Check every line below for the word "small" and copy each one that has it.

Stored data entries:
= = =

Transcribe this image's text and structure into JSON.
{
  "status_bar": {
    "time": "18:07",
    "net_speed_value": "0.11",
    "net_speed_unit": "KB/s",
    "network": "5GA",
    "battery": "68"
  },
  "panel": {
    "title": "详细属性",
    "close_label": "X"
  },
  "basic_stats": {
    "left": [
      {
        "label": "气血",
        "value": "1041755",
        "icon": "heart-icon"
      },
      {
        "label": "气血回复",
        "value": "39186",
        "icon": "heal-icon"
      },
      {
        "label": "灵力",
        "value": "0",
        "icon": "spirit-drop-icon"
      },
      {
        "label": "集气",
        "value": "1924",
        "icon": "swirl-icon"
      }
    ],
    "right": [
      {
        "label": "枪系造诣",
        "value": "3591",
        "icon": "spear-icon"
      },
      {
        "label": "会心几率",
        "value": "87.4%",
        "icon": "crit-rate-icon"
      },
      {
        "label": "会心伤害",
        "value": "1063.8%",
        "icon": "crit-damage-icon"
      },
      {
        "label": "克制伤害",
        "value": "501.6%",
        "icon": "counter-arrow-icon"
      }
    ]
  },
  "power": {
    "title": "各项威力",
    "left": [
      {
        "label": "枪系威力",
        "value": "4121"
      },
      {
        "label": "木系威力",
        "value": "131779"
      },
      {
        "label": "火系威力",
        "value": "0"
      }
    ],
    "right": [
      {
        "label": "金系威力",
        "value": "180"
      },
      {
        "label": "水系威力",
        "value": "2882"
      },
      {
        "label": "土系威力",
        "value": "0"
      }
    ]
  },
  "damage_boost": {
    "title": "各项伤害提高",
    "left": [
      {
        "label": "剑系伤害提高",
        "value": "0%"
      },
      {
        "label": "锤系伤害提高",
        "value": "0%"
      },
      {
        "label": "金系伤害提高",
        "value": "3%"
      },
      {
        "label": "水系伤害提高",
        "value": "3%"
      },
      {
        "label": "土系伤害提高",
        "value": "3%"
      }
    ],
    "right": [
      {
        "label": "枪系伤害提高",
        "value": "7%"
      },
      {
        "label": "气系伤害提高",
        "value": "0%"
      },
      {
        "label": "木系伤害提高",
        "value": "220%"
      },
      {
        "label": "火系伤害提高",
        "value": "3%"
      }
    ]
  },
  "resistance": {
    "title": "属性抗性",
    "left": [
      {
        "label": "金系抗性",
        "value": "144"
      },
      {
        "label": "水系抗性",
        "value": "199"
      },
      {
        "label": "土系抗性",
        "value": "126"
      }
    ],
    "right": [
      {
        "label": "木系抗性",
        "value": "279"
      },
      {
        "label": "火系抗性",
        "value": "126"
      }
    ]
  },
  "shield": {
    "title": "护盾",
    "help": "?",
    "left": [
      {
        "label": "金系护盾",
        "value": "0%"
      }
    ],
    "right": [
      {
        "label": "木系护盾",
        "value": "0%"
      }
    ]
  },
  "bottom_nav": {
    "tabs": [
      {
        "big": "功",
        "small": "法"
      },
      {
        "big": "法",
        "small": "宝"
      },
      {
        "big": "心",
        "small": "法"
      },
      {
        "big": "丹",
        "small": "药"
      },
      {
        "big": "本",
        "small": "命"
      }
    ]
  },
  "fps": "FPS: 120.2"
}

= = =

■ **Problem solution**:
        "small": "法"
        "small": "宝"
        "small": "法"
        "small": "药"
        "small": "命"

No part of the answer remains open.